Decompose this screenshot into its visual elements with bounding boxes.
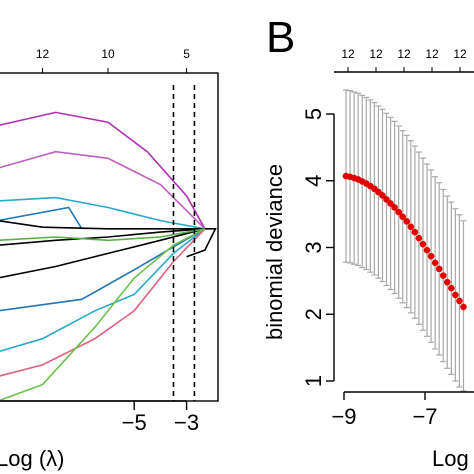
deviance-point <box>419 240 427 248</box>
panel-a-x-tick-label: −3 <box>174 410 199 435</box>
deviance-point <box>423 246 431 254</box>
panel-a-x-label: Log (λ) <box>0 446 64 471</box>
panel-b-deviance-points <box>342 172 467 311</box>
deviance-point <box>452 291 459 299</box>
panel-b-y-tick-label: 1 <box>301 375 326 387</box>
deviance-point <box>383 196 390 203</box>
deviance-point <box>460 303 467 311</box>
panel-b-x-tick-label: −7 <box>412 404 437 429</box>
deviance-point <box>407 223 415 231</box>
deviance-point <box>456 297 463 305</box>
deviance-point <box>443 278 451 286</box>
panel-b-top-tick-label: 12 <box>453 47 467 61</box>
deviance-point <box>395 208 402 216</box>
panel-b-top-tick-label: 12 <box>425 47 439 61</box>
coefficient-path-4 <box>0 206 83 230</box>
panel-b-x-label: Log <box>432 446 469 471</box>
panel-b-top-tick-label: 12 <box>341 47 355 61</box>
coefficient-path-1 <box>0 111 206 230</box>
panel-b-top-tick-label: 12 <box>369 47 383 61</box>
panel-b-y-tick-label: 5 <box>301 108 326 120</box>
coefficient-path-12 <box>0 228 206 402</box>
panel-b-y-tick-label: 2 <box>301 308 326 320</box>
deviance-point <box>411 228 419 236</box>
deviance-point <box>379 192 386 199</box>
coefficient-path-5 <box>0 220 205 230</box>
coefficient-path-11 <box>0 228 206 377</box>
panel-a-bottom-axis: −5 −3 <box>0 400 199 435</box>
coefficient-path-6 <box>0 228 205 246</box>
panel-a-lambda-lines <box>172 85 196 401</box>
panel-b-error-bars <box>343 89 467 392</box>
panel-a-top-tick-label: 10 <box>101 47 115 61</box>
panel-a: 12 10 5 −5 −3 Log (λ) <box>0 47 219 471</box>
deviance-point <box>415 234 423 242</box>
deviance-point <box>387 200 394 207</box>
coefficient-path-7 <box>0 228 206 279</box>
coefficient-path-8 <box>0 228 206 242</box>
panel-a-top-tick-label: 12 <box>36 47 50 61</box>
panel-b-bottom-axis: −9 −7 <box>331 391 474 429</box>
deviance-point <box>403 218 411 225</box>
panel-b-y-tick-label: 4 <box>301 175 326 187</box>
deviance-point <box>399 213 407 221</box>
panel-b-x-tick-label: −9 <box>331 404 356 429</box>
coefficient-path-9 <box>0 228 206 312</box>
coefficient-path-13 <box>186 228 217 258</box>
deviance-point <box>431 259 439 267</box>
panel-b-top-axis: 12 12 12 12 12 <box>341 47 467 72</box>
deviance-point <box>427 252 435 260</box>
panel-b-y-label: binomial deviance <box>262 164 287 340</box>
panel-b-letter: B <box>266 13 295 62</box>
deviance-point <box>439 272 447 279</box>
panel-a-top-axis: 12 10 5 <box>36 47 190 73</box>
panel-b-top-tick-label: 12 <box>397 47 411 61</box>
panel-b-y-axis: 1 2 3 4 5 <box>301 108 335 387</box>
panel-a-top-tick-label: 5 <box>183 47 190 61</box>
deviance-point <box>435 265 443 273</box>
panel-a-x-tick-label: −5 <box>122 410 147 435</box>
deviance-point <box>391 204 398 211</box>
deviance-point <box>448 284 455 292</box>
coefficient-path-3 <box>0 196 206 230</box>
panel-b-y-tick-label: 3 <box>301 241 326 253</box>
coefficient-path-2 <box>0 150 206 230</box>
panel-a-coefficient-paths <box>0 111 217 402</box>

(Written instruction):
Give the part of the material that opens with the line containing "deviance-point <box>419 240 427 248</box>" and closes with the line containing "panel-b-deviance-points <box>342 172" as a JSON list of strings. Include both end lines, use one string per line, and leave out any blank lines.

(Task output):
[
  "deviance-point <box>419 240 427 248</box>",
  "panel-a-x-tick-label: −3 <box>174 410 199 435</box>",
  "deviance-point <box>423 246 431 254</box>",
  "panel-a-x-label: Log (λ) <box>0 446 64 471</box>",
  "panel-b-deviance-points <box>342 172 467 311</box>"
]